* [Requirement]: Reproduce the entries below in full, word for word.

---*---

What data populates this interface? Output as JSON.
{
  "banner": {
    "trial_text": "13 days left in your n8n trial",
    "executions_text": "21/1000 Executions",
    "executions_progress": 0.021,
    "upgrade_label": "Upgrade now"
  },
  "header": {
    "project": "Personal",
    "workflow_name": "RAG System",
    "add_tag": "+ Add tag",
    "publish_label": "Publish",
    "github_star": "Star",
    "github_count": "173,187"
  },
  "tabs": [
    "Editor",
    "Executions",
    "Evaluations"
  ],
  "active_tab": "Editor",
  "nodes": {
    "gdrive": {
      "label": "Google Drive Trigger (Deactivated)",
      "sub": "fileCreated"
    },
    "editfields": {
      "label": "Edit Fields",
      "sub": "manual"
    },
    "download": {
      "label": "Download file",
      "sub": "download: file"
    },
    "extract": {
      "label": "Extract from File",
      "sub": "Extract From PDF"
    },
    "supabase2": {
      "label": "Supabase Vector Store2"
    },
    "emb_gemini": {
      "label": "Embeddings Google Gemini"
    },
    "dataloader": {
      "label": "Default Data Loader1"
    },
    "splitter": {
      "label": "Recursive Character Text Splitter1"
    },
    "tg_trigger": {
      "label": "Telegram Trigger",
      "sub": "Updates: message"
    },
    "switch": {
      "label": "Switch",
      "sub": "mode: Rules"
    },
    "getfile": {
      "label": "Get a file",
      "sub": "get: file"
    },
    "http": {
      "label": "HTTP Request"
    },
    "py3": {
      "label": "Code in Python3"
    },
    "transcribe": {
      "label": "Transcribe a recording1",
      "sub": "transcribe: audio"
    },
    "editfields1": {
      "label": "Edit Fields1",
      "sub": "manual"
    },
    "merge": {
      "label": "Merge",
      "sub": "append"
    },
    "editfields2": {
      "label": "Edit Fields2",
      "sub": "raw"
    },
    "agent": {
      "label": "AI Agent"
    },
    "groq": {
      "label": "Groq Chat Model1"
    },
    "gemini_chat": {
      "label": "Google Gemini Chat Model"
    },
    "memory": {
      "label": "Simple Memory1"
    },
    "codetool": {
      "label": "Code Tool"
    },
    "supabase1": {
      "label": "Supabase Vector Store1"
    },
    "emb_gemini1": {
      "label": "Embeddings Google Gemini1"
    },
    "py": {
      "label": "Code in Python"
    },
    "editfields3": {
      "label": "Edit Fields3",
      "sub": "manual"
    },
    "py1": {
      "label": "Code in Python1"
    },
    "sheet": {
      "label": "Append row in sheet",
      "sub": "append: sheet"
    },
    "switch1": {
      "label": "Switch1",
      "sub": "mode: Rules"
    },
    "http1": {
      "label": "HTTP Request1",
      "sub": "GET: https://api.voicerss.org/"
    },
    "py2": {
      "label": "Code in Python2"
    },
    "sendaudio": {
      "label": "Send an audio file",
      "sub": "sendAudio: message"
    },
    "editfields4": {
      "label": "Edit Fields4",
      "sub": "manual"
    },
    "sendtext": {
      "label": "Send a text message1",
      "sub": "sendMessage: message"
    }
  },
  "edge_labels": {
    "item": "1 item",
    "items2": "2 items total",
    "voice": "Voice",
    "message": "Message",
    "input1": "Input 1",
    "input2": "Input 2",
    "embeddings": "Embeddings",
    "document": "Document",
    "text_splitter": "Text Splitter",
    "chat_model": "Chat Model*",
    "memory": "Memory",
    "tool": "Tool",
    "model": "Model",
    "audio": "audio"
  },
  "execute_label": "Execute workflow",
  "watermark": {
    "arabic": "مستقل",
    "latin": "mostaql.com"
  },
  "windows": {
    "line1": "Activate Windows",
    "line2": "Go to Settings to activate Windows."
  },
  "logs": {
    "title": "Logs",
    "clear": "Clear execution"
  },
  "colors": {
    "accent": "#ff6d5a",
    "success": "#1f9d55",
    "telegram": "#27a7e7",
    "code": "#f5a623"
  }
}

---*---

* [Task output]:
What data populates this interface? Output as JSON.
{
  "banner": {
    "trial_text": "13 days left in your n8n trial",
    "executions_text": "21/1000 Executions",
    "executions_progress": 0.021,
    "upgrade_label": "Upgrade now"
  },
  "header": {
    "project": "Personal",
    "workflow_name": "RAG System",
    "add_tag": "+ Add tag",
    "publish_label": "Publish",
    "github_star": "Star",
    "github_count": "173,187"
  },
  "tabs": [
    "Editor",
    "Executions",
    "Evaluations"
  ],
  "active_tab": "Editor",
  "nodes": {
    "gdrive": {
      "label": "Google Drive Trigger (Deactivated)",
      "sub": "fileCreated"
    },
    "editfields": {
      "label": "Edit Fields",
      "sub": "manual"
    },
    "download": {
      "label": "Download file",
      "sub": "download: file"
    },
    "extract": {
      "label": "Extract from File",
      "sub": "Extract From PDF"
    },
    "supabase2": {
      "label": "Supabase Vector Store2"
    },
    "emb_gemini": {
      "label": "Embeddings Google Gemini"
    },
    "dataloader": {
      "label": "Default Data Loader1"
    },
    "splitter": {
      "label": "Recursive Character Text Splitter1"
    },
    "tg_trigger": {
      "label": "Telegram Trigger",
      "sub": "Updates: message"
    },
    "switch": {
      "label": "Switch",
      "sub": "mode: Rules"
    },
    "getfile": {
      "label": "Get a file",
      "sub": "get: file"
    },
    "http": {
      "label": "HTTP Request"
    },
    "py3": {
      "label": "Code in Python3"
    },
    "transcribe": {
      "label": "Transcribe a recording1",
      "sub": "transcribe: audio"
    },
    "editfields1": {
      "label": "Edit Fields1",
      "sub": "manual"
    },
    "merge": {
      "label": "Merge",
      "sub": "append"
    },
    "editfields2": {
      "label": "Edit Fields2",
      "sub": "raw"
    },
    "agent": {
      "label": "AI Agent"
    },
    "groq": {
      "label": "Groq Chat Model1"
    },
    "gemini_chat": {
      "label": "Google Gemini Chat Model"
    },
    "memory": {
      "label": "Simple Memory1"
    },
    "codetool": {
      "label": "Code Tool"
    },
    "supabase1": {
      "label": "Supabase Vector Store1"
    },
    "emb_gemini1": {
      "label": "Embeddings Google Gemini1"
    },
    "py": {
      "label": "Code in Python"
    },
    "editfields3": {
      "label": "Edit Fields3",
      "sub": "manual"
    },
    "py1": {
      "label": "Code in Python1"
    },
    "sheet": {
      "label": "Append row in sheet",
      "sub": "append: sheet"
    },
    "switch1": {
      "label": "Switch1",
      "sub": "mode: Rules"
    },
    "http1": {
      "label": "HTTP Request1",
      "sub": "GET: https://api.voicerss.org/"
    },
    "py2": {
      "label": "Code in Python2"
    },
    "sendaudio": {
      "label": "Send an audio file",
      "sub": "sendAudio: message"
    },
    "editfields4": {
      "label": "Edit Fields4",
      "sub": "manual"
    },
    "sendtext": {
      "label": "Send a text message1",
      "sub": "sendMessage: message"
    }
  },
  "edge_labels": {
    "item": "1 item",
    "items2": "2 items total",
    "voice": "Voice",
    "message": "Message",
    "input1": "Input 1",
    "input2": "Input 2",
    "embeddings": "Embeddings",
    "document": "Document",
    "text_splitter": "Text Splitter",
    "chat_model": "Chat Model*",
    "memory": "Memory",
    "tool": "Tool",
    "model": "Model",
    "audio": "audio"
  },
  "execute_label": "Execute workflow",
  "watermark": {
    "arabic": "مستقل",
    "latin": "mostaql.com"
  },
  "windows": {
    "line1": "Activate Windows",
    "line2": "Go to Settings to activate Windows."
  },
  "logs": {
    "title": "Logs",
    "clear": "Clear execution"
  },
  "colors": {
    "accent": "#ff6d5a",
    "success": "#1f9d55",
    "telegram": "#27a7e7",
    "code": "#f5a623"
  }
}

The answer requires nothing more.